======== Extracted text ========
# Paddock & Run-in issues; Straw filler controversy



## countryguy (Jan 8, 2019)

First post.. LONG time forum guy all over w/ this same handle. Hello and thanks for the cool forum! 

Issue: Past 2 years- Misses has put out bale after bale of straw during Winter melt and freeze for footing. It goes all over the Run-in path to Water buckets. Then all around (20yrd x 20 yards) in front of the Run in. 

Freeze all this, add Rain, Snow melt, and Manure.. (which we try to shovel out) - The end result is a 8" to over 1ft" of straw strewn made liquid muck that's simply a mess. 

I'm of the opinion that we should NOT be putting down straw as it's just making a worse issue. 
Wondered what you might do for horse footing when it freezes and thaw's and re-freezes. 

I took the entire layer off... made a 10-12 yard pile, and then spread the rest over the paddock. ...and I got in trouble. It's now pretty low in that space.. But (in a gold rush theme) " I got down to pay'. it's firm and they only sink a inch or two... vs- the 1ft of muck.... I noted it had to come out. It's not going to firm up anytime soon. it's useless muck. Hence I thought I would seek out a forum to ask.. What the heck to pro's and others do for horse footing when it ruts, freezes, and it's so hard for them to move around. 

In the past I have: 
Taken out the Harro, 
Taken out the Box Blade 
Taken out the Tractor w/ Tiller on the rear. 
... She is a great horse owner and we try to keep them as happy as we can. But just plopping a few bales of Straw is making me crazy....


----------



## jaydee (May 10, 2012)

I'm probably not really understanding what's happening but straw isn't cheap and if its now working/becoming a negative then seems like a waste of time and money to do it
Can you lay some outdoor rubber mates around the immediate area of the run in and scrape any snow off ASAP?
We have a track that runs the length of three small paddocks and leads to the bottom paddock that the horses have to go up and down to get into the barn every day and it does get rutted if we have a wet spell (rain or thawed snow) followed by freezing temperatures but the horses just have to deal with it and pick their way carefully
I think if my DH had his way they wouldn't go out at all in muddy weather - the farmer mentality in him kicks in, he can't stand to see paddocks churned up and next years grass being destroyed!


----------



## farmpony84 (Apr 21, 2008)

Welcome to the forum!

I have a pile of mud and muck in my paddocks. It's so bad that I keep getting my boots sucked off and the horses are standing under the paddocks and pooping but it's so muddy that I can't get the tractor in to clean it. I did break down and bring the tractor in to clean the mess but now I have a mountain of sloppy poo in the corner of the paddock.

I have been putting down flakey pine shavings from tractor supply in my walking path and that has worked out well for footing. I'm only doing along the gates and the fenceline to the paddocks though.


----------



## countryguy (Jan 8, 2019)

I like the Rubber mat idea! we have them everywhere else... may as well make a runway we can just scrape. Could even epoxy down sand for traction.... Hmmmm Yeah...


----------



## SilverMaple (Jun 24, 2017)
======== Information provided ========
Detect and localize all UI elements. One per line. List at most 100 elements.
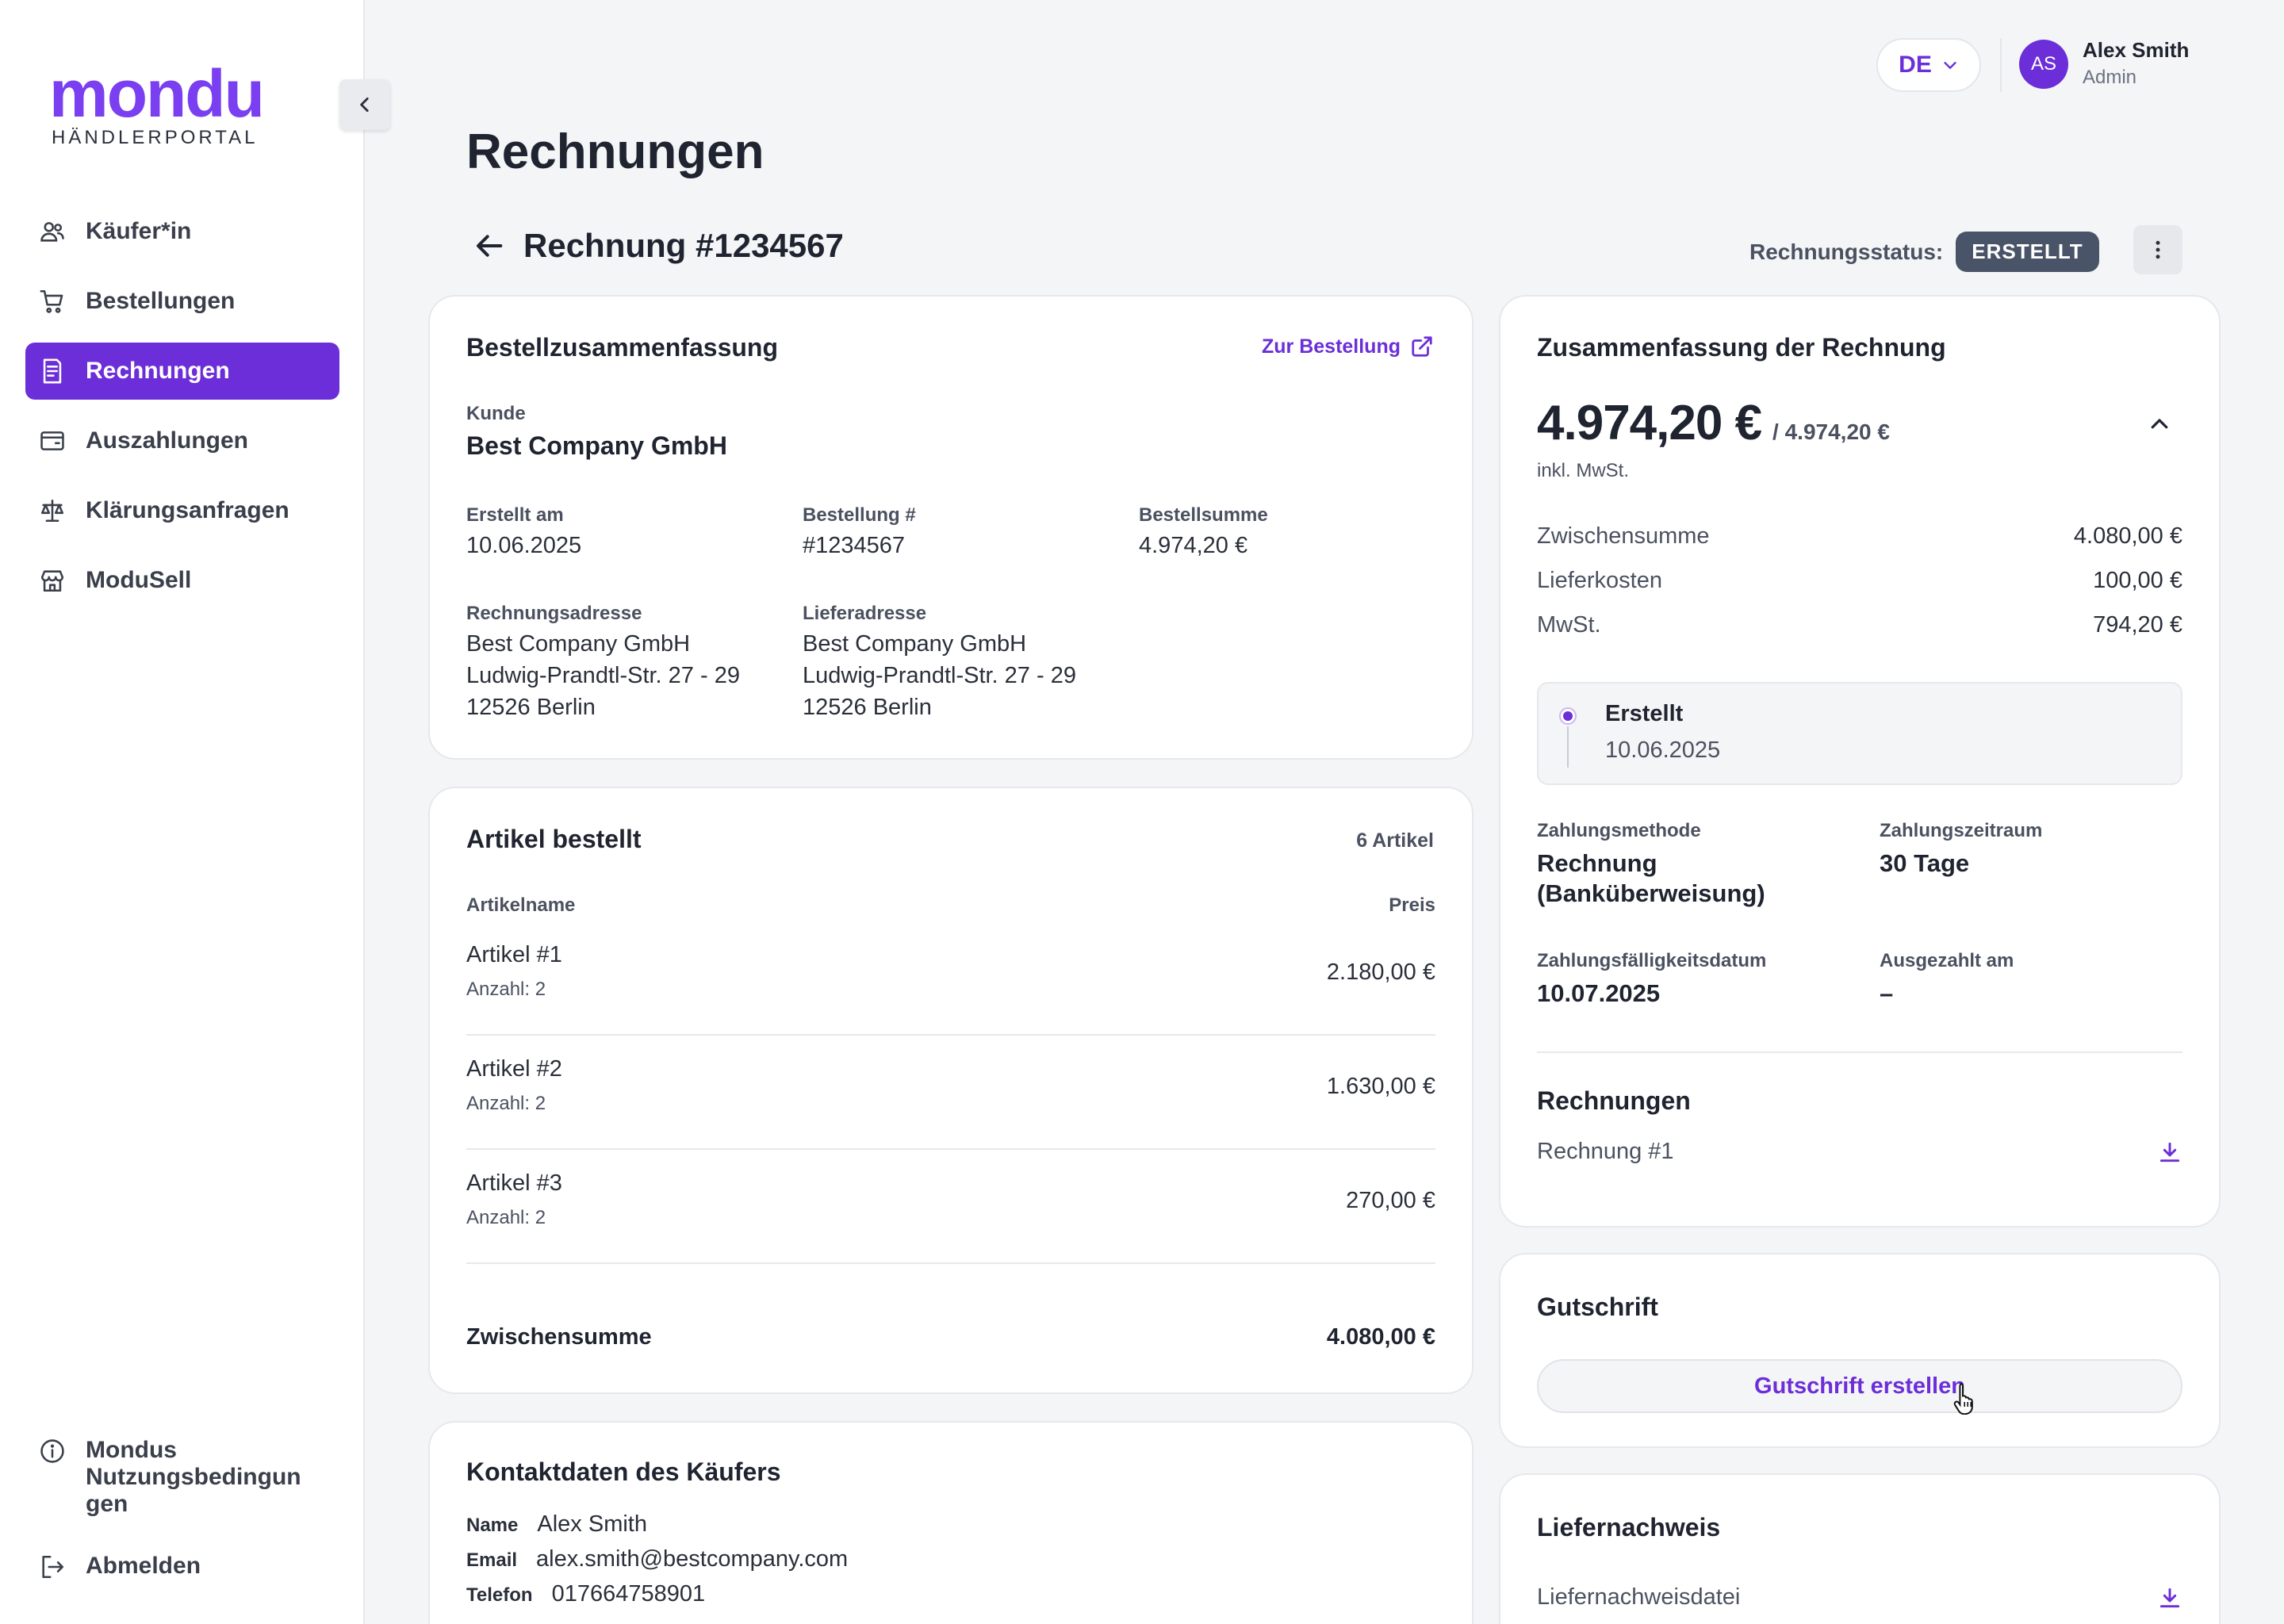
========
▶ [Set tasks]
1 – Reproduce the part of the paddock footing thread that opens with the words containing "Welcome to the" and closes with "of the paddock.".
2 – In the paddock footing thread, rewrite the paragraph beginning "I took the entire layer off" as a short bulleted list that keeps its main facts.
3 – Continue the forum thread about straw in the paddock from the point where it stops.

▶ [Answers to each task]
1 –
Welcome to the forum!

I have a pile of mud and muck in my paddocks. It's so bad that I keep getting my boots sucked off and the horses are standing under the paddocks and pooping but it's so muddy that I can't get the tractor in to clean it. I did break down and bring the tractor in to clean the mess but now I have a mountain of sloppy poo in the corner of the paddock.

2 –
- Removed the whole straw layer, piled 10–12 yards of it, and spread the rest over the paddock, which got him in trouble.
- The area is now low, but he reached firm ground where the horses sink only an inch or two instead of a foot of muck.
- He felt the muck had to come out because it would not firm up soon and was useless.
- He asks what professionals and others use for horse footing when the ground ruts and freezes and the horses struggle to move around.

3 –
We get by with cornstalk bales. They make a nice area in the paddock for the horses to lie down where it's dry (even in wet weather, the stalks stay fluffy and dry fast) and a thick layer will stay on top of mud most of the time. Plus, it's cheap. People give them away here for the cost of hauling. The horses have been in their run-in a lot more than most winters because it's been wet rather than cold. We gave up keeping it scooped out as the mud's so deep the tractor would bog down, shoved a round bale in, and the horses have been pulling it down to lie on. They nibble it periodically but that's about it. Once a week or so we go spread it out so the walls are banked and most of the frozen manure is covered. When that bale is gone, we'll add another. It will take some work in the spring to break it up and we'll have to use the tractor to get it scooped out, but having a dry, comfortable area for the horses out of the rain and mud is important. Our temps have been fluctuating between -20F or colder, and 50 degrees. That's not good for animals, so if they want to stand inside, they get to stand inside.

I got some used stall mats off of Craigslist cheaply this summer, and have them down by the gates to help with the quaqmire there.


----------



## dogpatch (Dec 26, 2017)

A long time ago in a sheep raising book, the author talked about putting down a lot of ag lime and running over it with a tractor until it firmed up. The advice was deleted from later editions, but i,ve always wondered how it would work. Here in rain country we lay down geotextile and cover with crushed rock. Needs to be redone every few years. Organic matter is famous for producing a reeking quagmire here.


----------



## countryguy (Jan 8, 2019)

Everyone THANK YOU! Some great ideas. I even had a movie and pics to post.. but as fellow Horsemen/woman it seems you get me.  
at the end of the day, my fear is the below grade space I've made. I'm now another 8 inches to a foot lower than I was in this trail and key space. Plus (like Farmpony's post) I have the slop pile I may get to spread back out come summer in a corner! But it so full of straw it will just turn to slop again when wet. It's the chickens sledding hill for now I guess. 

(...and yes, you-know-who has another 3 bales all spread out in the space I just cleaned). . Grrrrrr But it is what it is. 

I was a'thinkn - I wonder if I could put down some Crushed concrete 23A, then top coat w/ crushed 22, then 2" of the diamond-dust (crushed limestone which is $$ and hardens like concrete) I mean if I could put in Drain pipe under 20 yards of stone, and then say 5-8 yards of the Diamond dust to get it back to grade it'll be firm and over-grade some. Should hold up year after year. I'm just DONE w/ paddock maintenance from run in to water and main path space.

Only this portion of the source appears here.